## What you should do
Read the entries below and pull out each line with the string "垫江县规划和自然资源局".

Dataset items
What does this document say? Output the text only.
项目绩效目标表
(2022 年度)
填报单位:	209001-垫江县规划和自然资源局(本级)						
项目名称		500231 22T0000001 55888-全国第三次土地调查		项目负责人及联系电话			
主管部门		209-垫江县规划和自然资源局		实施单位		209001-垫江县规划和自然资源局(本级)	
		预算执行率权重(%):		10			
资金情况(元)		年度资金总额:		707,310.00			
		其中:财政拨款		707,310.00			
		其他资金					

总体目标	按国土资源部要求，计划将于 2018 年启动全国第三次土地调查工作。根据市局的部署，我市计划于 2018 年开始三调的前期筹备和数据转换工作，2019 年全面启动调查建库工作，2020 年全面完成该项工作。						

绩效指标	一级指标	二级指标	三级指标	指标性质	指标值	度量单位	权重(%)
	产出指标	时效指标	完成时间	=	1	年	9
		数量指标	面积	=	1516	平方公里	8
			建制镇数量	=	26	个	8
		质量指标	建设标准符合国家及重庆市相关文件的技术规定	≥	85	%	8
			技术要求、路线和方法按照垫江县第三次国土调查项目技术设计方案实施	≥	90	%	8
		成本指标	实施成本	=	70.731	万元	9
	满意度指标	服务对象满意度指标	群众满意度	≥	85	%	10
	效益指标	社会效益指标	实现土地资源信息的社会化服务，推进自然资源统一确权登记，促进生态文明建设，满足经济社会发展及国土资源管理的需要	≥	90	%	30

## Result of this task
填报单位:	209001-垫江县规划和自然资源局(本级)						
主管部门		209-垫江县规划和自然资源局		实施单位		209001-垫江县规划和自然资源局(本级)	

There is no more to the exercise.